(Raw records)
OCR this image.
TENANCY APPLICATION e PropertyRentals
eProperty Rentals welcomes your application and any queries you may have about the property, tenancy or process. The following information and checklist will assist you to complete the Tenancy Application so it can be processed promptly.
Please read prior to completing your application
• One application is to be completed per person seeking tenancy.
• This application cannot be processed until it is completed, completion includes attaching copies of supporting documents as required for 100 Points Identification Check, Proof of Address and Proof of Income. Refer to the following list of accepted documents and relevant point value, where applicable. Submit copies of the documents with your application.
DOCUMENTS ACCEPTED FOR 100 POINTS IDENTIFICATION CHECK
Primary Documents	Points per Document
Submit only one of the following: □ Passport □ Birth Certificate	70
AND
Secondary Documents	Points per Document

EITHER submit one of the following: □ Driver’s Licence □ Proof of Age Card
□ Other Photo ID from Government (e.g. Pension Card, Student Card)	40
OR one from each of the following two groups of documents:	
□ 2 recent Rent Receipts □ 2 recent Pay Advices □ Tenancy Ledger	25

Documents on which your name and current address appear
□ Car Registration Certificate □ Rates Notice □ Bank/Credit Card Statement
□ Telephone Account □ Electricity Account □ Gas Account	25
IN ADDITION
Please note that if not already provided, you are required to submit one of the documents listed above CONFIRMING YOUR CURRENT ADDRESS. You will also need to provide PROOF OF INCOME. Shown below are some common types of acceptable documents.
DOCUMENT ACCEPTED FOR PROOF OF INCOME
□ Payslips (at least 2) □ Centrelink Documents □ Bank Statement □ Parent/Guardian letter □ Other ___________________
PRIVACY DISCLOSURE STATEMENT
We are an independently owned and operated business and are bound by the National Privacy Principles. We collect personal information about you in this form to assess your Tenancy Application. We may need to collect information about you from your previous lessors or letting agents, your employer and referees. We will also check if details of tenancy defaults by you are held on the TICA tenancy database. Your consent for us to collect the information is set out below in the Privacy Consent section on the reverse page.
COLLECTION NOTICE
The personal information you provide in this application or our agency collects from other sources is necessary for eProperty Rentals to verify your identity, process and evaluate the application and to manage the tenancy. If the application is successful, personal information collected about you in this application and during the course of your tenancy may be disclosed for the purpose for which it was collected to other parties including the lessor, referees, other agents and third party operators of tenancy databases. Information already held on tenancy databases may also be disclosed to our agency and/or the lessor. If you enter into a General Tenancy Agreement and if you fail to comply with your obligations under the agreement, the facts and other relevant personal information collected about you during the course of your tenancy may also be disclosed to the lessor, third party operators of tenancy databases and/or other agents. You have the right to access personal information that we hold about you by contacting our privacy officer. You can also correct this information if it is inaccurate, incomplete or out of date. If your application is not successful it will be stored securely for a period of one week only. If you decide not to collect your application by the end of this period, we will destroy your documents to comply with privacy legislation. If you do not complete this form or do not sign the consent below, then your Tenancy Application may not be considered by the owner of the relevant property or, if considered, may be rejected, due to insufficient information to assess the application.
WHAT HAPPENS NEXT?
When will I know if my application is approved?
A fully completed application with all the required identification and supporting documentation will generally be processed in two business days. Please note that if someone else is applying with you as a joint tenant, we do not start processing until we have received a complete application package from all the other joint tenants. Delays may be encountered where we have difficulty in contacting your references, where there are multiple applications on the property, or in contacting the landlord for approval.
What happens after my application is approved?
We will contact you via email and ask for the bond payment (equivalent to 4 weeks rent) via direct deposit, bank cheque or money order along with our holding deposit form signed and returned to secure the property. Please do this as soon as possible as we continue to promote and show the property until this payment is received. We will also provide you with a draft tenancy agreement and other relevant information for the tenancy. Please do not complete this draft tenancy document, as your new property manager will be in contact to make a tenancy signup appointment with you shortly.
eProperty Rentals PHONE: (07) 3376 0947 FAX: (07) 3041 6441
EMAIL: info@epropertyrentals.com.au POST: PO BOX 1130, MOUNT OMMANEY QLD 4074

---

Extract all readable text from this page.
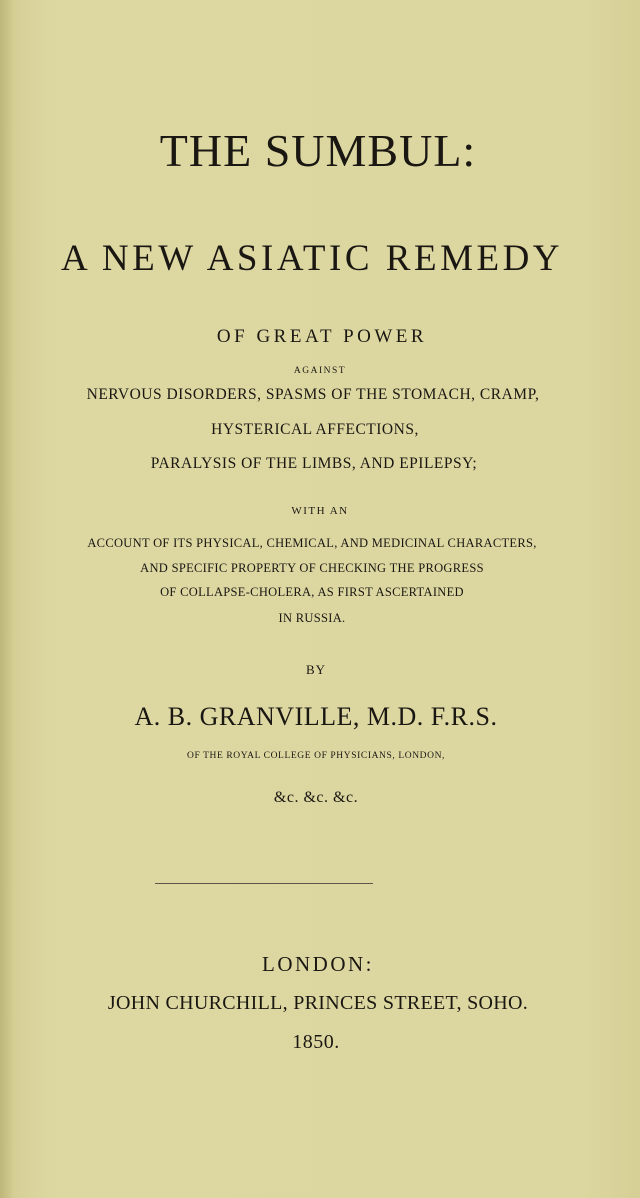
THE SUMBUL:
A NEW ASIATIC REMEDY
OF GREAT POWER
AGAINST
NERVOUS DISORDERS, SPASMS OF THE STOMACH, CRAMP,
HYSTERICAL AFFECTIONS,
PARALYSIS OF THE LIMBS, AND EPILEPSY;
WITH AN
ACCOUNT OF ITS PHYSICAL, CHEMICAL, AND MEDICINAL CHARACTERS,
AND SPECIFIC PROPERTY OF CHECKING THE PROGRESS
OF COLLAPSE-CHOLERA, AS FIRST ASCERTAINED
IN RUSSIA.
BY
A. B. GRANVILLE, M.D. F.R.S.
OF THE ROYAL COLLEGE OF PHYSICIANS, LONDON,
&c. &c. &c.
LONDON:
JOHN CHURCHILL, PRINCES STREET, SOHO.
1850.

→ **Exercise aim**
Identify each line in the records above containing the word "supporting"; copy those lines.

→ **Correct output**
• This application cannot be processed until it is completed, completion includes attaching copies of supporting documents as required for 100 Points Identification Check, Proof of Address and Proof of Income. Refer to the following list of accepted documents and relevant point value, where applicable. Submit copies of the documents with your application.
A fully completed application with all the required identification and supporting documentation will generally be processed in two business days. Please note that if someone else is applying with you as a joint tenant, we do not start processing until we have received a complete application package from all the other joint tenants. Delays may be encountered where we have difficulty in contacting your references, where there are multiple applications on the property, or in contacting the landlord for approval.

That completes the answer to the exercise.